━━ Material for this task ━━

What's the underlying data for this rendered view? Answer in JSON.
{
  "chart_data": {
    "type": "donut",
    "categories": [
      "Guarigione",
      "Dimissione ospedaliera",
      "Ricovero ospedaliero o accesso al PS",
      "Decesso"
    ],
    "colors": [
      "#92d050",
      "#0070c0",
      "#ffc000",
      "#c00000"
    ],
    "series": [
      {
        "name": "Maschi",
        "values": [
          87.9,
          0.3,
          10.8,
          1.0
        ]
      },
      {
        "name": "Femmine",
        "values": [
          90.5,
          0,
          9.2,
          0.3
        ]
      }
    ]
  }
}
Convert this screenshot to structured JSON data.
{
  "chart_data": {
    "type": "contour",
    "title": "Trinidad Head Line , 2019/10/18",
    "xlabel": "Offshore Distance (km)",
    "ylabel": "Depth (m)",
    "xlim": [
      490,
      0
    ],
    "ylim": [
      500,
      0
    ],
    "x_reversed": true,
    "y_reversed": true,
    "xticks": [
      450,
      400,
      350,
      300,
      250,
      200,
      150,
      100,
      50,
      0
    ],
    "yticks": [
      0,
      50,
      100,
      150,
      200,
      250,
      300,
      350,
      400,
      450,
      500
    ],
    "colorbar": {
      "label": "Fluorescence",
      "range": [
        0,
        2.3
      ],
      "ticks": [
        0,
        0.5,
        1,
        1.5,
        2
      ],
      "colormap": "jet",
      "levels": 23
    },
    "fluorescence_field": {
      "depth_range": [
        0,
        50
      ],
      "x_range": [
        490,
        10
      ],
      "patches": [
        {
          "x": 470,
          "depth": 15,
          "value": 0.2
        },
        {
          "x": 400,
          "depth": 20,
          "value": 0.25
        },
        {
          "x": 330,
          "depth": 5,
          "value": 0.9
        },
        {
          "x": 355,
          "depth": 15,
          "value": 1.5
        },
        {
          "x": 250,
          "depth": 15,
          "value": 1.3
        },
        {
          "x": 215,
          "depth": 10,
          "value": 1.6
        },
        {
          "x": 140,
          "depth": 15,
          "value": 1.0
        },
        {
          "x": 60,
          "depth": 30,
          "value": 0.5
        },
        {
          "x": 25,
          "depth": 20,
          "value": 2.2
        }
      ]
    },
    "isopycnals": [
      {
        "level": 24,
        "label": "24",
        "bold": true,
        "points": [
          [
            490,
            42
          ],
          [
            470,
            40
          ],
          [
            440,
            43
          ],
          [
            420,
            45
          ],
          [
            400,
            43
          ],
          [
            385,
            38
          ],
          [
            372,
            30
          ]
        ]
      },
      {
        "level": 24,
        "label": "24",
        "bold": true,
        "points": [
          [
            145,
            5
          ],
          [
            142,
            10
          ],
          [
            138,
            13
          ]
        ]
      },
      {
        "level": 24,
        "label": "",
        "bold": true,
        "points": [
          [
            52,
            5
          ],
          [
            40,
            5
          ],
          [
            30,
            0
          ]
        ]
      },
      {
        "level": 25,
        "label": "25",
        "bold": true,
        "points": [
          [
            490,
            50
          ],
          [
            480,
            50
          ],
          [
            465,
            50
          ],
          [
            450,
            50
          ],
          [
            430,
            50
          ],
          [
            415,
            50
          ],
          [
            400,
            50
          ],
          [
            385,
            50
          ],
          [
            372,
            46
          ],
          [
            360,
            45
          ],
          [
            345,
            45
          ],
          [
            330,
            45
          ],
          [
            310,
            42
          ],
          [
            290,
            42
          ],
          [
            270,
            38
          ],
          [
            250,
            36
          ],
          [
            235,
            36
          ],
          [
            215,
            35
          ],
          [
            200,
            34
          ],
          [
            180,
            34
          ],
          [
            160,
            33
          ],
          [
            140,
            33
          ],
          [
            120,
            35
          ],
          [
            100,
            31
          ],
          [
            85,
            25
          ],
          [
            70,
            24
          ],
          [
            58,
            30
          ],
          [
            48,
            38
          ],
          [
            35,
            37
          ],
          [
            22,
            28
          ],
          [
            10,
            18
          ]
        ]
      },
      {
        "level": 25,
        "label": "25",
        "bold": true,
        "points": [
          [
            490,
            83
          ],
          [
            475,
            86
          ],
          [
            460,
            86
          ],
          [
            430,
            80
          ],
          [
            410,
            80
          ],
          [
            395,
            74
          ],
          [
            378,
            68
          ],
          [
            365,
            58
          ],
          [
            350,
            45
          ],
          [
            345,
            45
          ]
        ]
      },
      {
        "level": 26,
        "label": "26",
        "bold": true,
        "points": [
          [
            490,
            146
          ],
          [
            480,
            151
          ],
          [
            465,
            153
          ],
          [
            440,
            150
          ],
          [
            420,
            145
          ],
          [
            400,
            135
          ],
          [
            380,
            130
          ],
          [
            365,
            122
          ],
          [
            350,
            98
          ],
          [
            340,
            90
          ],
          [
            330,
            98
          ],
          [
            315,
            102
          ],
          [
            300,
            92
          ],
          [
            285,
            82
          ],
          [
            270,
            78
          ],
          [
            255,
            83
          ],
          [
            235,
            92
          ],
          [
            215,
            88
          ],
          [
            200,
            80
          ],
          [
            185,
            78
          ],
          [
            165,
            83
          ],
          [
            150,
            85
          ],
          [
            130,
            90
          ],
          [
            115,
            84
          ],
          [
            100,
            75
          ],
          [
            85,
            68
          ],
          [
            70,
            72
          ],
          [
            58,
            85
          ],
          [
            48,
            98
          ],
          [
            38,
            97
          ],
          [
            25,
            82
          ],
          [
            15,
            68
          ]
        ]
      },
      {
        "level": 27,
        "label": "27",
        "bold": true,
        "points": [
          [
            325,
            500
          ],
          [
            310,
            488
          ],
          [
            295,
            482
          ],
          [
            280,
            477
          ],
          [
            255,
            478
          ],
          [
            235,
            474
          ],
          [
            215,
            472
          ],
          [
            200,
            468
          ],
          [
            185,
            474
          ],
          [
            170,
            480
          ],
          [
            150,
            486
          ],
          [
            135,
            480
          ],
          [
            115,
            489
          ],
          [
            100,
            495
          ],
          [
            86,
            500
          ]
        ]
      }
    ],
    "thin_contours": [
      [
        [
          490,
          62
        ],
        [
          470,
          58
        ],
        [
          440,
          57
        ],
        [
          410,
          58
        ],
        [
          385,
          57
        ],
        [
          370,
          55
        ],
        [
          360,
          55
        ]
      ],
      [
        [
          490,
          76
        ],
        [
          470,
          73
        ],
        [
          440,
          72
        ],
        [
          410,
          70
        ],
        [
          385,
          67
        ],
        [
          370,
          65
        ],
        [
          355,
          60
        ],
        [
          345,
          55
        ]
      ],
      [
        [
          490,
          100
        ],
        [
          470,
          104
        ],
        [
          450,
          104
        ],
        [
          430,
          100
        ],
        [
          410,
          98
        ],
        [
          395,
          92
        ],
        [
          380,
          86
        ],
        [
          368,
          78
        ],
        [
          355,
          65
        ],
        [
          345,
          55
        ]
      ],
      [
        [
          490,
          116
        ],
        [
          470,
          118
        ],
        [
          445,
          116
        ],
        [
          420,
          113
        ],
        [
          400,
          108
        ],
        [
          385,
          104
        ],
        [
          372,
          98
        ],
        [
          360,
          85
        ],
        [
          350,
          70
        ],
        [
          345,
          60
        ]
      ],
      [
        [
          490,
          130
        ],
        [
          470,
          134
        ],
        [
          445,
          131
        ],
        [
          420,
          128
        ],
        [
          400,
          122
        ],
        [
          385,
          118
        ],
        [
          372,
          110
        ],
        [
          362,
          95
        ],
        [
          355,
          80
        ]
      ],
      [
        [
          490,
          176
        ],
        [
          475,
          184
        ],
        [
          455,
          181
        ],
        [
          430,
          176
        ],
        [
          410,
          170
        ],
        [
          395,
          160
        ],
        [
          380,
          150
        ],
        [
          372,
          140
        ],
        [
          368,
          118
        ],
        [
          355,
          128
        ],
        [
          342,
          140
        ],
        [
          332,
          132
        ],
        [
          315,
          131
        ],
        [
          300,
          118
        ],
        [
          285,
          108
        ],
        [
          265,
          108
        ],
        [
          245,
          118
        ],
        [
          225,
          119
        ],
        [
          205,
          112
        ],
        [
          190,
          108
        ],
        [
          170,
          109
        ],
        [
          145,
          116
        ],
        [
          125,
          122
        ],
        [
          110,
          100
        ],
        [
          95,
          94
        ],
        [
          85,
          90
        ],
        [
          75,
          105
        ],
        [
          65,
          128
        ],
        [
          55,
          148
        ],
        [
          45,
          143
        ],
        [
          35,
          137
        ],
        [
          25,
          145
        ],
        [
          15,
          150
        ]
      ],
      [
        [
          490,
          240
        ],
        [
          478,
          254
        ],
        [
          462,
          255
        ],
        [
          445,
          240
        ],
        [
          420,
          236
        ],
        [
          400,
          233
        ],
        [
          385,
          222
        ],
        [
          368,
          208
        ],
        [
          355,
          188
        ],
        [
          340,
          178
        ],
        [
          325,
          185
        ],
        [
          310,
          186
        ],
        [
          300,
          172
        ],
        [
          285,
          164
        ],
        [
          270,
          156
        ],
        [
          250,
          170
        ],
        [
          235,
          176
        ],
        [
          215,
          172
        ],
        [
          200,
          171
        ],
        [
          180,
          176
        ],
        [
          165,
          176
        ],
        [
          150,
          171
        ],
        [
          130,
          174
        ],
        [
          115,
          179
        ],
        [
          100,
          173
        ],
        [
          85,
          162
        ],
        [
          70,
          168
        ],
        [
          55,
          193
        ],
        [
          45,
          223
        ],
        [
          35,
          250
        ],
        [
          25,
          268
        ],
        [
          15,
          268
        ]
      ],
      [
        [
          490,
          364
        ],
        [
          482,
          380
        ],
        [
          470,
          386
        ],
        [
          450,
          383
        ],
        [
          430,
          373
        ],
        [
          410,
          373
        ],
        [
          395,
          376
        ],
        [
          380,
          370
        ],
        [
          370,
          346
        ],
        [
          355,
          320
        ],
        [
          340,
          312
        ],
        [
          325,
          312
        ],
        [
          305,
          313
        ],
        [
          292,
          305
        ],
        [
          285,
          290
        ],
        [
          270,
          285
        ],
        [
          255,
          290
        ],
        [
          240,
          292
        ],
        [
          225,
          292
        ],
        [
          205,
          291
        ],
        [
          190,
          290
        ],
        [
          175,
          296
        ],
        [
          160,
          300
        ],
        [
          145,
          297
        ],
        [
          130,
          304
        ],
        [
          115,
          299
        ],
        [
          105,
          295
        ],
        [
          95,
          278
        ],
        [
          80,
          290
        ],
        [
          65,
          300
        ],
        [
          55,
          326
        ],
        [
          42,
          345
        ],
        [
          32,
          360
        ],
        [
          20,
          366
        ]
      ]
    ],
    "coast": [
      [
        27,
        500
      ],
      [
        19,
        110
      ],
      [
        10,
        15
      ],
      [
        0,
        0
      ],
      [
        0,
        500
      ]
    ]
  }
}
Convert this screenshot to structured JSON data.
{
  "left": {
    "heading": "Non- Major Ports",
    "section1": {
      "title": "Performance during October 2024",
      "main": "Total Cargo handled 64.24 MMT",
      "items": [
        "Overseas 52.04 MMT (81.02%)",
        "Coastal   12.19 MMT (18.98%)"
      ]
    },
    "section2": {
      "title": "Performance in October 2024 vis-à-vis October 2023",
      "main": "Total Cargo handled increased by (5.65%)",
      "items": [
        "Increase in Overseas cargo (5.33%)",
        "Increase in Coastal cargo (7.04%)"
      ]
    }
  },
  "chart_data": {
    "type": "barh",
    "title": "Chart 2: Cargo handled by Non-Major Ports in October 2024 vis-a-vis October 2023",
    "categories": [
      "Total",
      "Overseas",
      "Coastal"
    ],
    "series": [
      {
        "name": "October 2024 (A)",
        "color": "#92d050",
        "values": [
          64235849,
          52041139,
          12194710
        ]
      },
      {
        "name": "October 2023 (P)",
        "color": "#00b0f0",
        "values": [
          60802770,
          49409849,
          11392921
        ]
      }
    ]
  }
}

━━━

Work to be completed
Find and copy each line above that includes the string "Overseas".

Result
        "Overseas 52.04 MMT (81.02%)",
        "Increase in Overseas cargo (5.33%)",
      "Overseas",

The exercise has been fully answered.